[EXERCISE PASSAGE Boundary: Start]

BY RICHARD MPONDE \HARRIET CHIKANDIWA
THE Unity Day is a “useless” holiday that has no meaning as the country is in a subtle war with President Emmerson Mnangagwa’s administration due to abject poverty and hunger being experienced by the masses, political analysts have said.
Zimbabwe commemorates the holiday every year on December 22, which marks the signing of the Unity Accord in 1987 by former President Robert Mugabe and then Vice-President Joshua Mqabuko Nkomo (both late).
Analysts who spoke to NewsDay said there was nothing to celebrate as the country currently had around eight million people that were facing hunger.
The World Food Programme (WFP) recently appealed for $204 million to feed four million of the most food insecure Zimbabweans for the next six months.
Political analyst Alexander Rusero said unity was not the silencing of guns like what happened at the signing of the Unity Accord in 1987, but about human security, an attribute which he said was lacking in Mnangagwa’s administration.

[EXERCISE PASSAGE Boundary: End]

▶ [REQUIRED ACTION]
How would you render this sentence from the Unity Day article in Spanish: "The World Food Programme (WFP) recently appealed for $204 million to feed four million of the most food insecure Zimbabweans for the next six months."

[ENTRIES SHOWN Boundary: Start]

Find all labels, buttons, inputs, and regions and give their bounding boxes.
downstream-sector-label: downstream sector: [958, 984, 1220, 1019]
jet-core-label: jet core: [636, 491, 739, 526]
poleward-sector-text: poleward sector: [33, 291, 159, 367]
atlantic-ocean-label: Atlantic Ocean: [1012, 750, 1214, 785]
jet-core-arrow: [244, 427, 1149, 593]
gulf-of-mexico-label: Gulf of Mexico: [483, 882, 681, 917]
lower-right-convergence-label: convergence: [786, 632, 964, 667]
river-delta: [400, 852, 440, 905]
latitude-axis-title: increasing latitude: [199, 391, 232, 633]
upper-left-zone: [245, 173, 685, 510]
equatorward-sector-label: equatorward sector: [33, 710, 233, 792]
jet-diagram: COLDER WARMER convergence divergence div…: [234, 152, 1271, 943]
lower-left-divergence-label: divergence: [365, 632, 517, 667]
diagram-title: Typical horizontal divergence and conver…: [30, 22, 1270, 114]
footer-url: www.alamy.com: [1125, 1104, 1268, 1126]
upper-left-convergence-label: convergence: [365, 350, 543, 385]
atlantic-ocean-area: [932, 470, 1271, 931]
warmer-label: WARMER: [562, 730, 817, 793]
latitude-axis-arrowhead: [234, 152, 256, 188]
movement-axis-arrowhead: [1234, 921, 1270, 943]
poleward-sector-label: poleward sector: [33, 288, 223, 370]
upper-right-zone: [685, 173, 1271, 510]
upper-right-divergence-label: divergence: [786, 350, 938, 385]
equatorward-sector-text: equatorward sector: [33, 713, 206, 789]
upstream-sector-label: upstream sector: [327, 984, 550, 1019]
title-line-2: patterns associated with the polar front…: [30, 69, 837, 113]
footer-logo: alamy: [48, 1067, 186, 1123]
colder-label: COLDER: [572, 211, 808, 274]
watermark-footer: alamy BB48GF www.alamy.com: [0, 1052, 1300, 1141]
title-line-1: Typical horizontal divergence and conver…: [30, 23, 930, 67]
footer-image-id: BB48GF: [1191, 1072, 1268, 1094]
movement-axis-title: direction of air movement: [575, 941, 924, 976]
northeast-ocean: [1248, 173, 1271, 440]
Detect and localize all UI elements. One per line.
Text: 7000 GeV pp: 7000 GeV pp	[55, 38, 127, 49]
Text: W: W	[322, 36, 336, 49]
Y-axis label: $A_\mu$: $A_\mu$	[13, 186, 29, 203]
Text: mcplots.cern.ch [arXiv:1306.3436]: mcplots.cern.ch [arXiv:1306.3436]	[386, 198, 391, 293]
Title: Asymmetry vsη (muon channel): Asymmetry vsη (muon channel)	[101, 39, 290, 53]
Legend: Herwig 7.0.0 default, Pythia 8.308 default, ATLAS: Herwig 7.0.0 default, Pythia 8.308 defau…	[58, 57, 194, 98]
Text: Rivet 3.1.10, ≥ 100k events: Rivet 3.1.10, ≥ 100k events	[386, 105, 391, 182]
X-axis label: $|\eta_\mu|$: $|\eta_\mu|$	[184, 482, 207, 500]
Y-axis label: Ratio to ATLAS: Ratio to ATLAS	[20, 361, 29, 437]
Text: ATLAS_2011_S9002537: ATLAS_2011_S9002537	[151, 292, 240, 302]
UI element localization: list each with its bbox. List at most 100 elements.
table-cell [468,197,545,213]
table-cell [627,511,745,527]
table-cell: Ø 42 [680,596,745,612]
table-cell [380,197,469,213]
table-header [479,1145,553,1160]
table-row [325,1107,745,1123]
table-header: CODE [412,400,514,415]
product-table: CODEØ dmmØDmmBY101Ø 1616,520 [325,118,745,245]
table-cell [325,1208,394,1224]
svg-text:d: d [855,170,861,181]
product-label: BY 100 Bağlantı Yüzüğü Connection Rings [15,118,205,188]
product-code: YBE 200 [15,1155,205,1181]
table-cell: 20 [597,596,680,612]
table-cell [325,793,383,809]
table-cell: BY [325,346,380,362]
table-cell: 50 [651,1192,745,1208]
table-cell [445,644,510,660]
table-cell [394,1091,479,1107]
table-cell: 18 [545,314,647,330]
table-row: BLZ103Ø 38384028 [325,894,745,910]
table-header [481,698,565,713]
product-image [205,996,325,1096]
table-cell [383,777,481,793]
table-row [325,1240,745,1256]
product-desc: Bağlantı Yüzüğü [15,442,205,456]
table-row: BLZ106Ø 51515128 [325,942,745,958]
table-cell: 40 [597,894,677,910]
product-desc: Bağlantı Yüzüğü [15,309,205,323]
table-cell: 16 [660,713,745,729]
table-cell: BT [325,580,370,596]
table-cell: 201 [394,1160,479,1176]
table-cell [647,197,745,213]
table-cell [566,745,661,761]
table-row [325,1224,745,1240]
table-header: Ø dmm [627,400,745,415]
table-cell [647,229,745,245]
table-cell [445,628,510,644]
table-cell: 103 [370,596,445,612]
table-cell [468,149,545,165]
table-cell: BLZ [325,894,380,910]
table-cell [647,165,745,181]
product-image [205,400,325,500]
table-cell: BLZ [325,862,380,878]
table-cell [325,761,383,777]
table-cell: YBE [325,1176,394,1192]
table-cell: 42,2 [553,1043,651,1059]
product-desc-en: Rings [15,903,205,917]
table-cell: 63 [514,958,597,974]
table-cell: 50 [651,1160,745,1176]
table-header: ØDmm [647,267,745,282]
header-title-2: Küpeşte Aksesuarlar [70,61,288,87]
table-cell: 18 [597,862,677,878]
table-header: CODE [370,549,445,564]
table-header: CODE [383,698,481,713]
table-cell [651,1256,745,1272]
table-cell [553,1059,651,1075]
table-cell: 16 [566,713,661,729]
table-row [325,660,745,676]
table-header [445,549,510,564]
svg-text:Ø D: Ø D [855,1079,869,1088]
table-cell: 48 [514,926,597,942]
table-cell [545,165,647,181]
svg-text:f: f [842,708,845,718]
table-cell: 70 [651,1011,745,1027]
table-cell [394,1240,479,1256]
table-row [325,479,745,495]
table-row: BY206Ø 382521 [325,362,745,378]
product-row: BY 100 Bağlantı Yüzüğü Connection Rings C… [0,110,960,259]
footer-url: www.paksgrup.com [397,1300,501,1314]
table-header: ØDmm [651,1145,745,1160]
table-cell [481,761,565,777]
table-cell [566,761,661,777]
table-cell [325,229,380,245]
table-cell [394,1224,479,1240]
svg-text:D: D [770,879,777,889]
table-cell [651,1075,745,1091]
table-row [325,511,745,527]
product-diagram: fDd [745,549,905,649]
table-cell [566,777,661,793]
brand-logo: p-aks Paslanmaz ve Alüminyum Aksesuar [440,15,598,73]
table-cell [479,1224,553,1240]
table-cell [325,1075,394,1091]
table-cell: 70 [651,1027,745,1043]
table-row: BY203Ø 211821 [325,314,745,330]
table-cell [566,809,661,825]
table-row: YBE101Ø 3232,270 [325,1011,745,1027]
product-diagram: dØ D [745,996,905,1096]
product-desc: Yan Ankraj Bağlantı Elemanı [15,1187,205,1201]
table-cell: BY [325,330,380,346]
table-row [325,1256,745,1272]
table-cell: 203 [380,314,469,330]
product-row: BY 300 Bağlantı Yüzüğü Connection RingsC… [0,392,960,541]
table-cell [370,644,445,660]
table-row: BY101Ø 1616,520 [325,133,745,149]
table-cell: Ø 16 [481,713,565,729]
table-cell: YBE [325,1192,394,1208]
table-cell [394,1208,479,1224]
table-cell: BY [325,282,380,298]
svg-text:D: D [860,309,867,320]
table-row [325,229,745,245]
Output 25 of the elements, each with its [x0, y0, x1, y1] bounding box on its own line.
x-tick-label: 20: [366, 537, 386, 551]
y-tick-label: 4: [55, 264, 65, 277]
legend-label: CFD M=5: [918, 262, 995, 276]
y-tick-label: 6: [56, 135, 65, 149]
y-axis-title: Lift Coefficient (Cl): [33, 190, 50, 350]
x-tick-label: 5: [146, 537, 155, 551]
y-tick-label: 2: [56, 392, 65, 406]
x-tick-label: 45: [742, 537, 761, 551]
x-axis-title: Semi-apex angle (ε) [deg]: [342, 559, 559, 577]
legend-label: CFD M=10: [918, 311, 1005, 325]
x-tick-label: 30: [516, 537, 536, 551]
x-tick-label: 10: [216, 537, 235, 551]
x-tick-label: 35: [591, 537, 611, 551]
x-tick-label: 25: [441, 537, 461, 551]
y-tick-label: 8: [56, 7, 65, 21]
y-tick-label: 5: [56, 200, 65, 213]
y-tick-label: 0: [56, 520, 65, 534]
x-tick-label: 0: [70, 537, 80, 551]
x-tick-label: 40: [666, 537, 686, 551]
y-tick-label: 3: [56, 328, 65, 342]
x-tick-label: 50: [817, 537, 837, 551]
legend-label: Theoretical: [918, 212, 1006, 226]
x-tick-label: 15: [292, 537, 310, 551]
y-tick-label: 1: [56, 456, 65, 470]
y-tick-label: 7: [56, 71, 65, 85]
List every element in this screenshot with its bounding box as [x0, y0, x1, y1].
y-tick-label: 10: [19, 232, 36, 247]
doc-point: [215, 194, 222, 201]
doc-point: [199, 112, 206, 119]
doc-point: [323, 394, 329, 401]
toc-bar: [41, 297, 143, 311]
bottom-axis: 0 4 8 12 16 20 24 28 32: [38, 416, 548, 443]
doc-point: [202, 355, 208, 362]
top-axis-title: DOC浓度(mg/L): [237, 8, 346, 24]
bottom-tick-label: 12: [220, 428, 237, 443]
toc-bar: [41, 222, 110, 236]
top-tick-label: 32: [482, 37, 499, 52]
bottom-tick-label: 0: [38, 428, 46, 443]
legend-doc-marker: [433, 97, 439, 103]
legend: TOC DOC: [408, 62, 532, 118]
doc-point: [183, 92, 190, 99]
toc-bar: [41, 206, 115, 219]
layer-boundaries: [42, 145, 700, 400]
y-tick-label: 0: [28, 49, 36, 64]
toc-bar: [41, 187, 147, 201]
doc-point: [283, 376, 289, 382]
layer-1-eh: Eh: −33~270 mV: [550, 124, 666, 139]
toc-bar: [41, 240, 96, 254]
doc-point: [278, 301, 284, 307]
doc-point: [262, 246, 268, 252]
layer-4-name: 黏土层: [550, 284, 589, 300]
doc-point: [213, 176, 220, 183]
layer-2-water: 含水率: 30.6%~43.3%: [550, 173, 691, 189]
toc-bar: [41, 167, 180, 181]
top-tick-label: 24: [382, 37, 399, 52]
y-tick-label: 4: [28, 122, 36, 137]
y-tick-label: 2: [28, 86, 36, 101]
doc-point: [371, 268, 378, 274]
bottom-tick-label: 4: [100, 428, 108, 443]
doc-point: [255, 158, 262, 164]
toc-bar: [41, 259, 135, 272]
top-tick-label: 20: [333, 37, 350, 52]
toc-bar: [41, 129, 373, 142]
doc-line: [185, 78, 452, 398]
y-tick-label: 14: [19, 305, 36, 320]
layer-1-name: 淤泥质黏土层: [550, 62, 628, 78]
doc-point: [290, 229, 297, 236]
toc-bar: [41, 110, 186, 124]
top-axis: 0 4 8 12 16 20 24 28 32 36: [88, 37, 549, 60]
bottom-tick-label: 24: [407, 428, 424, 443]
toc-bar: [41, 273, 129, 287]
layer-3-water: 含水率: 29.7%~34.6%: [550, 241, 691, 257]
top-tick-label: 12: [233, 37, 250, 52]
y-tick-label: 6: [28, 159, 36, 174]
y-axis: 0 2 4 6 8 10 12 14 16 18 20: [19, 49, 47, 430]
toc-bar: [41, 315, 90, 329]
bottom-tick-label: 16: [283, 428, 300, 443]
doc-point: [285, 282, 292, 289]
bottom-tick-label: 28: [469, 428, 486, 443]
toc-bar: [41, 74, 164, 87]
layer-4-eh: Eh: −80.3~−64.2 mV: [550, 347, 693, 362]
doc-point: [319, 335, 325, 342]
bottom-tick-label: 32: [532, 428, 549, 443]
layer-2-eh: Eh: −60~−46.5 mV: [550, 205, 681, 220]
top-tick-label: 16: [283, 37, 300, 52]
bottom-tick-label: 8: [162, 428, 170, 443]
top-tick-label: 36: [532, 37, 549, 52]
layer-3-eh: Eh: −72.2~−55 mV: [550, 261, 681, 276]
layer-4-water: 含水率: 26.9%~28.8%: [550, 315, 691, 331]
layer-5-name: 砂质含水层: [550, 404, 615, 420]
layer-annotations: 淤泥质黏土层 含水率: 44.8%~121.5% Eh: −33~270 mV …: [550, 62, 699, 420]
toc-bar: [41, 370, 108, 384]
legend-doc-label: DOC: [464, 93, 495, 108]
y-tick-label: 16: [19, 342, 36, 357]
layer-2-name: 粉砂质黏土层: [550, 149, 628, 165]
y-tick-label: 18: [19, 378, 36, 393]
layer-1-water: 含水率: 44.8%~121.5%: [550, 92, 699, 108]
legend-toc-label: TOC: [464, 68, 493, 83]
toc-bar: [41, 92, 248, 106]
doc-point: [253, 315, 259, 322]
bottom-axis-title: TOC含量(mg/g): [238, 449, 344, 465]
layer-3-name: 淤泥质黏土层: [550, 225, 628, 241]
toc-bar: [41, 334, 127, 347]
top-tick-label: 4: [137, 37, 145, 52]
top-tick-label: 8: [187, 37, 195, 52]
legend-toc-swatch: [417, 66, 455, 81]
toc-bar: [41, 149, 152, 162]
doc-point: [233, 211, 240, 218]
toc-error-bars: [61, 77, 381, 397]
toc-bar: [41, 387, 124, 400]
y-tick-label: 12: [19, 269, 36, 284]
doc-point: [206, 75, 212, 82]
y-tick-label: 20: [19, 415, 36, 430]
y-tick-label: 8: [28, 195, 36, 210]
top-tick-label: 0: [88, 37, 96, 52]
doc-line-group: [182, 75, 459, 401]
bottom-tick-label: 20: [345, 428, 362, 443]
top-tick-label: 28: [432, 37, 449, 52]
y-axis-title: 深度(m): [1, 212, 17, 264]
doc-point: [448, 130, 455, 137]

[ENTRIES SHOWN Boundary: End]

▶ [COMPLETED TASK]
El Programa Mundial de Alimentos (PMA) hizo recientemente un llamamiento para obtener 204 millones de dólares con el fin de alimentar durante los próximos seis meses a cuatro millones de los zimbabuenses con mayor inseguridad alimentaria.